• **YOUR OBJECTIVE**
Copy out the lines that include the word "kursuje".

----------------

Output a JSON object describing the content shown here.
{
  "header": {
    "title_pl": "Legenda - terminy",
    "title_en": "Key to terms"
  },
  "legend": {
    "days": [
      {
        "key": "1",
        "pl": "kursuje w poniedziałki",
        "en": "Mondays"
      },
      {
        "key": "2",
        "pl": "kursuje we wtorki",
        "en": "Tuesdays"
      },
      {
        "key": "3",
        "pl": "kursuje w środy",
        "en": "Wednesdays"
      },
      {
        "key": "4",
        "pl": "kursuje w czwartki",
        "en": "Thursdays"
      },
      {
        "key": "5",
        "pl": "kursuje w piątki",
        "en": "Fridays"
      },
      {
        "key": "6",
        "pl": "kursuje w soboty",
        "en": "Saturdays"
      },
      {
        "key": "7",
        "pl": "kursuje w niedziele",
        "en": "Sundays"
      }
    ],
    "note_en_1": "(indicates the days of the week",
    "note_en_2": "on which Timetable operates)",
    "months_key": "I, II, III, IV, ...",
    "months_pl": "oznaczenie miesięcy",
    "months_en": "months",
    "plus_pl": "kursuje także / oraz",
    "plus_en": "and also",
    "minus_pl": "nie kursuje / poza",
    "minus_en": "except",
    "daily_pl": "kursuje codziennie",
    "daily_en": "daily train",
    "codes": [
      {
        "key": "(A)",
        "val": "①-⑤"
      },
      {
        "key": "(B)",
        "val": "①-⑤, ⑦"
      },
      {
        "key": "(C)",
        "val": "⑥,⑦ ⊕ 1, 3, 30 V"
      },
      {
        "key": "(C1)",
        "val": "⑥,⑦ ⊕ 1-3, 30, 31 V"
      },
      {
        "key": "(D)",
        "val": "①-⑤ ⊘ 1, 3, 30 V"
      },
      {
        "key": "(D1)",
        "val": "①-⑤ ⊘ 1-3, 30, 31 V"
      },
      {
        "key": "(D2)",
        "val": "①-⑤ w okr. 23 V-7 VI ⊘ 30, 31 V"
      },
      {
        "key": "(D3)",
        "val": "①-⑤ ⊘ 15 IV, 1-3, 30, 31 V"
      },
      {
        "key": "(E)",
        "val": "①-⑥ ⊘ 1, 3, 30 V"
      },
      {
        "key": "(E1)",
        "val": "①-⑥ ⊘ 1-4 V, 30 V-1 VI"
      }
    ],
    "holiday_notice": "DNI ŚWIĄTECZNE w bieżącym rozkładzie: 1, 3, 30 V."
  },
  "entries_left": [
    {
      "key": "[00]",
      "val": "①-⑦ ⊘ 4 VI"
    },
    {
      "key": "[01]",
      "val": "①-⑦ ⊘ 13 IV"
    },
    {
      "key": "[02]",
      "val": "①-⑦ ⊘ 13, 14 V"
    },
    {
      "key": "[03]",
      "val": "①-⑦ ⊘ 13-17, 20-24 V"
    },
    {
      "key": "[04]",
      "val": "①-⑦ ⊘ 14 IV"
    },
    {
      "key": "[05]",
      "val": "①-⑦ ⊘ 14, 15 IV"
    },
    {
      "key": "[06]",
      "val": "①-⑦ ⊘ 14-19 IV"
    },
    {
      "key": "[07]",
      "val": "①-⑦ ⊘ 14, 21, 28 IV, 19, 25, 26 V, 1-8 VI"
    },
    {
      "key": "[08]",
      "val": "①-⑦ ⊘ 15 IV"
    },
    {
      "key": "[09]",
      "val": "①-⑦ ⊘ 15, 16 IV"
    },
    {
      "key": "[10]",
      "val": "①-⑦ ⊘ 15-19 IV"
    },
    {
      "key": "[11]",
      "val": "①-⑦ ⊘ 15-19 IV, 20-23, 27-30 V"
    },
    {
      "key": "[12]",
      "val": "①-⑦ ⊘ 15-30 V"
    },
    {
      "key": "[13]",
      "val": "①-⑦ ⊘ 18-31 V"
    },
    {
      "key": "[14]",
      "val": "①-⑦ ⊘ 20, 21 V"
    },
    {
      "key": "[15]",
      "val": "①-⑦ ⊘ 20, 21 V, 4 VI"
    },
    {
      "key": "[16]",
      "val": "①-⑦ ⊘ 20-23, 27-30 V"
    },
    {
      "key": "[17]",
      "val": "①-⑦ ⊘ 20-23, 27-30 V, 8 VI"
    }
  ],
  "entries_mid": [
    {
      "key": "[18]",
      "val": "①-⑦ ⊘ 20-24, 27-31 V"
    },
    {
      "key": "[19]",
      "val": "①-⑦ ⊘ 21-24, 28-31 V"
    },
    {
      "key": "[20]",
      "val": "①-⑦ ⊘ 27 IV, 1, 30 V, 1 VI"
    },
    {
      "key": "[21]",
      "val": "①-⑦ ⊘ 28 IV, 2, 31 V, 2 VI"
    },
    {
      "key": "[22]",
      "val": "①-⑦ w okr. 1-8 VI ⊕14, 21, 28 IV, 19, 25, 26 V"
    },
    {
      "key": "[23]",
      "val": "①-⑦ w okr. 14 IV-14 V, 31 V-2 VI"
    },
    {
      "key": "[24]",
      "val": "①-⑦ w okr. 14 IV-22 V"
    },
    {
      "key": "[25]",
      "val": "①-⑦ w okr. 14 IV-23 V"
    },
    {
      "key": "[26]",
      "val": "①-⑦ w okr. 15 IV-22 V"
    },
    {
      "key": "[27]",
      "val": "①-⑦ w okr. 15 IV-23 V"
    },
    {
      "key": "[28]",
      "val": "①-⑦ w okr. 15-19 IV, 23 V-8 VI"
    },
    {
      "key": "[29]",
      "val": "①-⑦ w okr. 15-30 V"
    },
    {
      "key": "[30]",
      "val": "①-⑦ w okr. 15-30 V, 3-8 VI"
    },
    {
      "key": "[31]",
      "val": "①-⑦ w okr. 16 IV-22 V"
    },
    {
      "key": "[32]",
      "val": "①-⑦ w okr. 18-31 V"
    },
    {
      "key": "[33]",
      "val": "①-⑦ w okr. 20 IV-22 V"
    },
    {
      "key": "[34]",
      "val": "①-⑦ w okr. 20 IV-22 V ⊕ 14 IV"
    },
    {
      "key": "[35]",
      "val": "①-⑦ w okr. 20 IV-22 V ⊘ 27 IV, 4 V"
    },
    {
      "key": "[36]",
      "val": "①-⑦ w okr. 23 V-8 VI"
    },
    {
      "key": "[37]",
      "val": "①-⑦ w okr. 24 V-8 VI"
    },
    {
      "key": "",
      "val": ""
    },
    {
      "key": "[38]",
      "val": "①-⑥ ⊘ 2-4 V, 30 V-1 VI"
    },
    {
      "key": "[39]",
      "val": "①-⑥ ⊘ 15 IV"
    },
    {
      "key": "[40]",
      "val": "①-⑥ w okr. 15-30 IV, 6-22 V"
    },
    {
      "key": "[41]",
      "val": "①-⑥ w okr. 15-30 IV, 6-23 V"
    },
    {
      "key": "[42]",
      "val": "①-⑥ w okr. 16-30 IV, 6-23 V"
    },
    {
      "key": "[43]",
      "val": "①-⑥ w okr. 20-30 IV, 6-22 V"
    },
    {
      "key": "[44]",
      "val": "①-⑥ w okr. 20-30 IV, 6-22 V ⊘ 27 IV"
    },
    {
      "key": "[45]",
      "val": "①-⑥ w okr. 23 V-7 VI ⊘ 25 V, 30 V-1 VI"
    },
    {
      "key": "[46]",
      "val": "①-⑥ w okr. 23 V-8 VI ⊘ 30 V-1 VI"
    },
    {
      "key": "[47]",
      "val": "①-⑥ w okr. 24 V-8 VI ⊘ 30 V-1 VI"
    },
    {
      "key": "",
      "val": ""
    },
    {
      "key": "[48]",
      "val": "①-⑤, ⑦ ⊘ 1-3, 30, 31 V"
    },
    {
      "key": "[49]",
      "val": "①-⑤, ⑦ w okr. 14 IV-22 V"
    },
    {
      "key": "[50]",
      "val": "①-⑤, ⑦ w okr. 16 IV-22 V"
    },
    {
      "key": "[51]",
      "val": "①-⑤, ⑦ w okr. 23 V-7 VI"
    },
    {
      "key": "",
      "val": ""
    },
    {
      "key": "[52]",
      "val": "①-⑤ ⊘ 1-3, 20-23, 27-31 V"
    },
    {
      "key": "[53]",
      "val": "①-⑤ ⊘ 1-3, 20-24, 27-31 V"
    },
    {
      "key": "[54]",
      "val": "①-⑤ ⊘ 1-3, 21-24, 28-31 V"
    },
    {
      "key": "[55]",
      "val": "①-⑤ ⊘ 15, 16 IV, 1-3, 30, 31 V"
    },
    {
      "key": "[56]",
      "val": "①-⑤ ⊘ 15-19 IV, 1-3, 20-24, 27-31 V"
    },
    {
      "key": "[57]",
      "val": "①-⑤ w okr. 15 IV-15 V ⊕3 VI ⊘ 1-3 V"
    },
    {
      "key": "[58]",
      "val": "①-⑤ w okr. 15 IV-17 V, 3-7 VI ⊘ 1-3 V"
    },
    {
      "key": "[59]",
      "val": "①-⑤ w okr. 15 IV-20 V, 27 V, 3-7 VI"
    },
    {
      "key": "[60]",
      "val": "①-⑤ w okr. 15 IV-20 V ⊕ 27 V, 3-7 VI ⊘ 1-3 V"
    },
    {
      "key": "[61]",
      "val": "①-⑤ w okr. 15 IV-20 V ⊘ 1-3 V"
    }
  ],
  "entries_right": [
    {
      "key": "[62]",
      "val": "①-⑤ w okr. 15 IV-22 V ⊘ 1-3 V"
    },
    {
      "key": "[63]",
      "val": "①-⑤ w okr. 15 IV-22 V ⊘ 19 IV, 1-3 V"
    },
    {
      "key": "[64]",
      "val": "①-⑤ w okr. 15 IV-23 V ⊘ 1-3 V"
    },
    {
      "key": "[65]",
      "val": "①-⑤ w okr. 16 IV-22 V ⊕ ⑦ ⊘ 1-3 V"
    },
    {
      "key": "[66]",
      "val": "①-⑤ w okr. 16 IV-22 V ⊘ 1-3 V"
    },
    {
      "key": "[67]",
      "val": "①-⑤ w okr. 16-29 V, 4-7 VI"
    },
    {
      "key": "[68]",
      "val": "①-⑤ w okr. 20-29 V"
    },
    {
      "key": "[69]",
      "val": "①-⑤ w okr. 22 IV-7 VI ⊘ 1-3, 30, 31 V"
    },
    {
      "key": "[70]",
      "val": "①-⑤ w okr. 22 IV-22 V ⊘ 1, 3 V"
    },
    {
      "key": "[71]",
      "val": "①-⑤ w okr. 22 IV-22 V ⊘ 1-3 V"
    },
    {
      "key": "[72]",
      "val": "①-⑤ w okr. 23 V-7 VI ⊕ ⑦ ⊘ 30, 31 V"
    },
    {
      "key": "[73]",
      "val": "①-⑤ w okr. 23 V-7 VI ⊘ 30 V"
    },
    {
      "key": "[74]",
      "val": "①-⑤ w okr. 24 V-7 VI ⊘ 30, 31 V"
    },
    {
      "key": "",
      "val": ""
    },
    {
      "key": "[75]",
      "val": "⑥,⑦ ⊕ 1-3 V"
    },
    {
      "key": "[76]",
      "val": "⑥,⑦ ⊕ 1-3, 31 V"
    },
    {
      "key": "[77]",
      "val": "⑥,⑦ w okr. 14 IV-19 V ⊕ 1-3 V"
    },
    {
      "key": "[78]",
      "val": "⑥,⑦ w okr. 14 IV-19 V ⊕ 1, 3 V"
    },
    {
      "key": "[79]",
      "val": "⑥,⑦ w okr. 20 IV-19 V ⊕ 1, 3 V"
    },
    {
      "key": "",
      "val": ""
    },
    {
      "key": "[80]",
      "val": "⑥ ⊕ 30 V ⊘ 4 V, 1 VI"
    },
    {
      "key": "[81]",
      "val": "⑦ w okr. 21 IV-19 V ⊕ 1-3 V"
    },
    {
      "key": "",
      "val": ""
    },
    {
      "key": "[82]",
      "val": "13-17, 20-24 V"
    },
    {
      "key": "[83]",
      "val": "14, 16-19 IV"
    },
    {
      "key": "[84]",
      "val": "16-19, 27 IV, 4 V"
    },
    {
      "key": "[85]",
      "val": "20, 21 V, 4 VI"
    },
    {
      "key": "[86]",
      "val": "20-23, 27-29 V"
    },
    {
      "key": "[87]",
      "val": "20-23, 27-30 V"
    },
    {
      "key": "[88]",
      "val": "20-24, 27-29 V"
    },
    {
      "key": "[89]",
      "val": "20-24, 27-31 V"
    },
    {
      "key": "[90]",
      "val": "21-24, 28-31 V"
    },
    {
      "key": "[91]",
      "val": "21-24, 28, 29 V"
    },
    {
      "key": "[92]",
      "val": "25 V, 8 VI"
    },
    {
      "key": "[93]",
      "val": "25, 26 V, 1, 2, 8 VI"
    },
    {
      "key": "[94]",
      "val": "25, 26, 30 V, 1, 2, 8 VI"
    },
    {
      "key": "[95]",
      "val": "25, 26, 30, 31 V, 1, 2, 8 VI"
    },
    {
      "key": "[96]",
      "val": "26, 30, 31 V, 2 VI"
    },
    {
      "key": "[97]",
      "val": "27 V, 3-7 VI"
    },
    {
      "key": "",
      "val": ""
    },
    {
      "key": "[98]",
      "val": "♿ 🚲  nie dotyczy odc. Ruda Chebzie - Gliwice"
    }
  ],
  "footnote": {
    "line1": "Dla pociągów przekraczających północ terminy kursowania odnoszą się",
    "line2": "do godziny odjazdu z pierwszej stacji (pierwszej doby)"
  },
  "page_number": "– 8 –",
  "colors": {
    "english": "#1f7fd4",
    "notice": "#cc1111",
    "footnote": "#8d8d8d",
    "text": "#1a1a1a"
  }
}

----------------

• **WRITTEN SOLUTION**
        "pl": "kursuje w poniedziałki",
        "pl": "kursuje we wtorki",
        "pl": "kursuje w środy",
        "pl": "kursuje w czwartki",
        "pl": "kursuje w piątki",
        "pl": "kursuje w soboty",
        "pl": "kursuje w niedziele",
    "plus_pl": "kursuje także / oraz",
    "minus_pl": "nie kursuje / poza",
    "daily_pl": "kursuje codziennie",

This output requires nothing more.